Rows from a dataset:

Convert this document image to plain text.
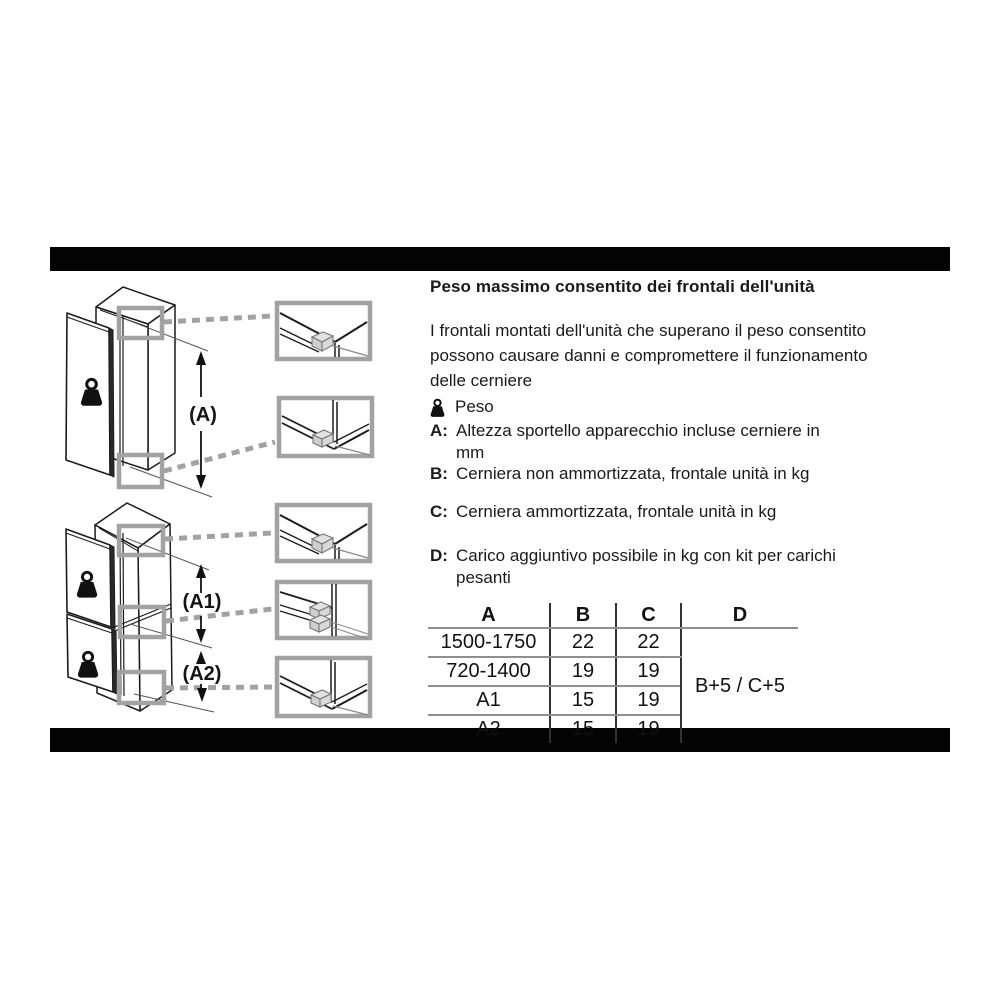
(A)
(A1)
(A2)
Peso massimo consentito dei frontali dell'unità
I frontali montati dell'unità che superano il peso consentito
possono causare danni e compromettere il funzionamento
delle cerniere
Peso
A: Altezza sportello apparecchio incluse cerniere in
mm
B: Cerniera non ammortizzata, frontale unità in kg
C: Cerniera ammortizzata, frontale unità in kg
D: Carico aggiuntivo possibile in kg con kit per carichi
pesanti
A	B	C	D
1500-1750	22	22	B+5 / C+5
720-1400	19	19	
A1	15	19	
A2	15	19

◆ **The task**:
Return the records exactly. Don't carry the pictures over.

◆ **Finished exercise**:
Convert this document image to plain text.
(A)
(A1)
(A2)
Peso massimo consentito dei frontali dell'unità
I frontali montati dell'unità che superano il peso consentito
possono causare danni e compromettere il funzionamento
delle cerniere
Peso
A: Altezza sportello apparecchio incluse cerniere in
mm
B: Cerniera non ammortizzata, frontale unità in kg
C: Cerniera ammortizzata, frontale unità in kg
D: Carico aggiuntivo possibile in kg con kit per carichi
pesanti
A	B	C	D
1500-1750	22	22	B+5 / C+5
720-1400	19	19	
A1	15	19	
A2	15	19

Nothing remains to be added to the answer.